(Excerpts from a figure dataset)
------------------------------------------------------------------------
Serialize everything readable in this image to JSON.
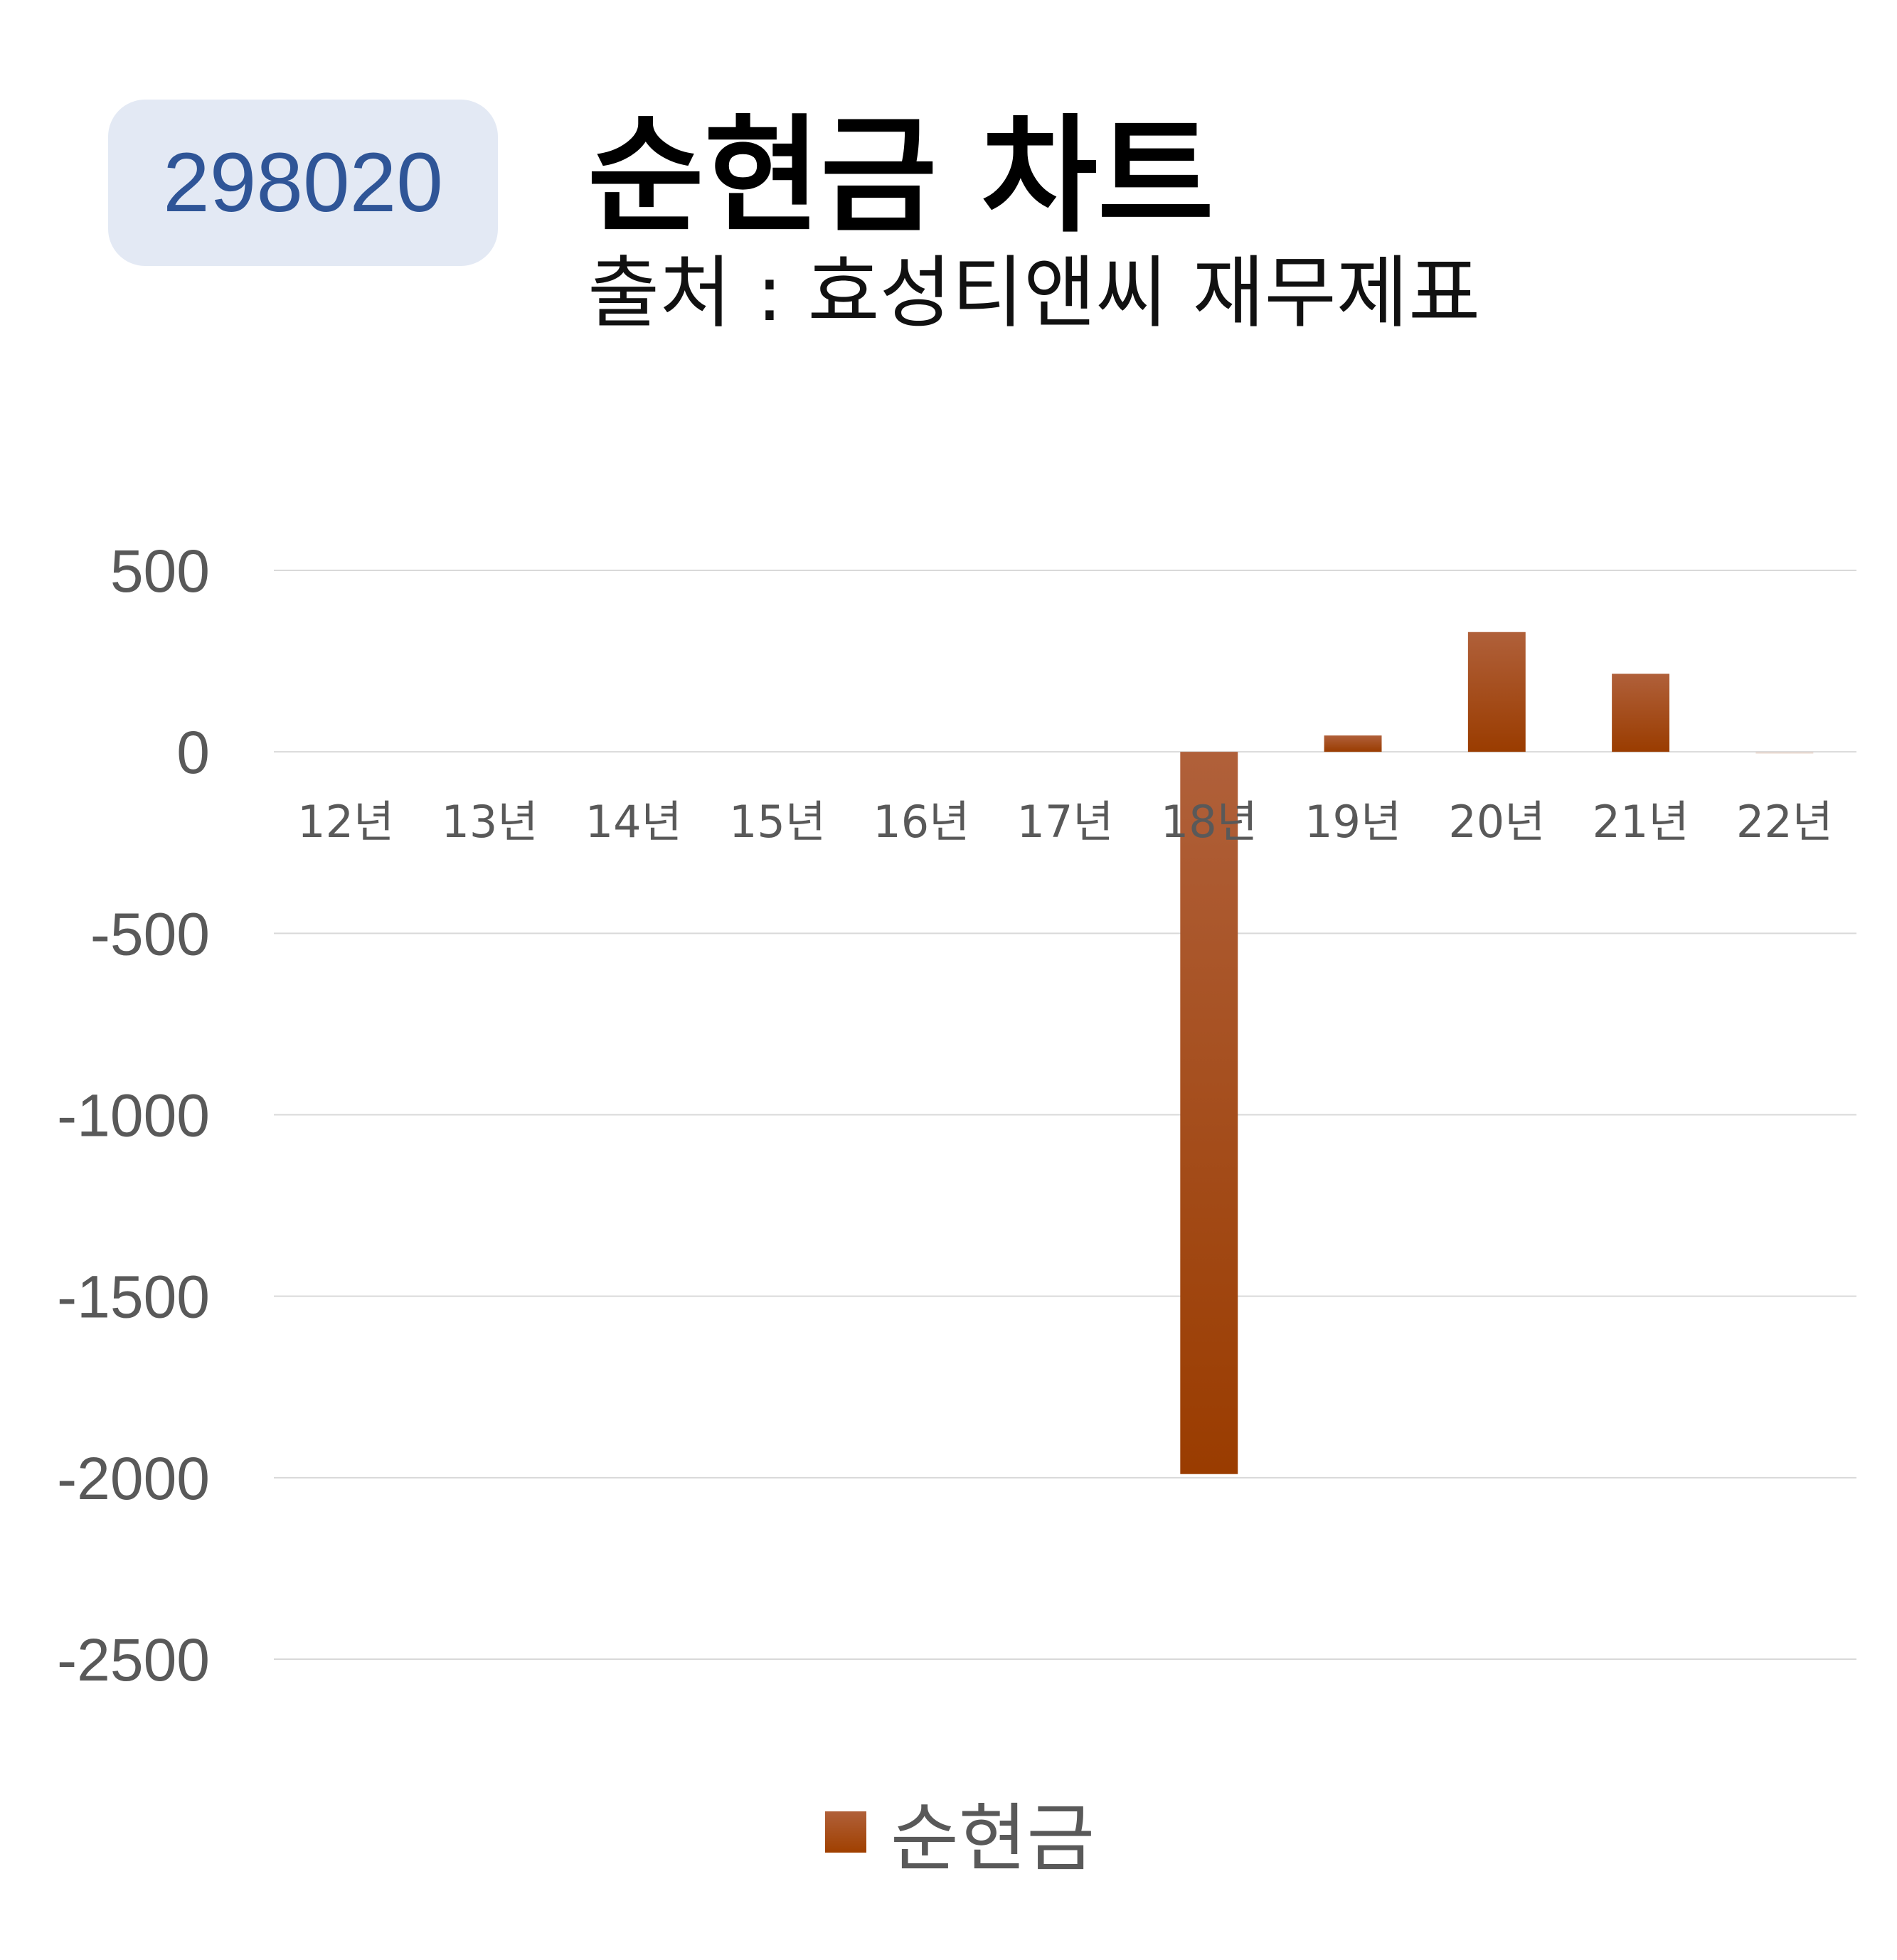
{
  "header": {
    "code": "298020",
    "title": "순현금 차트",
    "subtitle": "출처 : 효성티앤씨 재무제표"
  },
  "colors": {
    "bar_top": "#b0603a",
    "bar_bottom": "#9a3c00",
    "badge_bg": "#e3e9f4",
    "badge_text": "#2f5597",
    "grid": "#d9d9d9",
    "axis_text": "#595959"
  },
  "chart_data": {
    "type": "bar",
    "categories": [
      "12년",
      "13년",
      "14년",
      "15년",
      "16년",
      "17년",
      "18년",
      "19년",
      "20년",
      "21년",
      "22년"
    ],
    "series": [
      {
        "name": "순현금",
        "values": [
          0,
          0,
          0,
          0,
          0,
          0,
          -1990,
          45,
          330,
          215,
          -5
        ]
      }
    ],
    "ylim": [
      -2500,
      500
    ],
    "yticks": [
      500,
      0,
      -500,
      -1000,
      -1500,
      -2000,
      -2500
    ],
    "grid": true,
    "legend": "bottom"
  }
}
------------------------------------------------------------------------
■ GOAL ■
Make an exact reproduction of the listing above, without any pictures.

■ RESPONSE FOR THIS EXERCISE ■
Serialize everything readable in this image to JSON.
{
  "header": {
    "code": "298020",
    "title": "순현금 차트",
    "subtitle": "출처 : 효성티앤씨 재무제표"
  },
  "colors": {
    "bar_top": "#b0603a",
    "bar_bottom": "#9a3c00",
    "badge_bg": "#e3e9f4",
    "badge_text": "#2f5597",
    "grid": "#d9d9d9",
    "axis_text": "#595959"
  },
  "chart_data": {
    "type": "bar",
    "categories": [
      "12년",
      "13년",
      "14년",
      "15년",
      "16년",
      "17년",
      "18년",
      "19년",
      "20년",
      "21년",
      "22년"
    ],
    "series": [
      {
        "name": "순현금",
        "values": [
          0,
          0,
          0,
          0,
          0,
          0,
          -1990,
          45,
          330,
          215,
          -5
        ]
      }
    ],
    "ylim": [
      -2500,
      500
    ],
    "yticks": [
      500,
      0,
      -500,
      -1000,
      -1500,
      -2000,
      -2500
    ],
    "grid": true,
    "legend": "bottom"
  }
}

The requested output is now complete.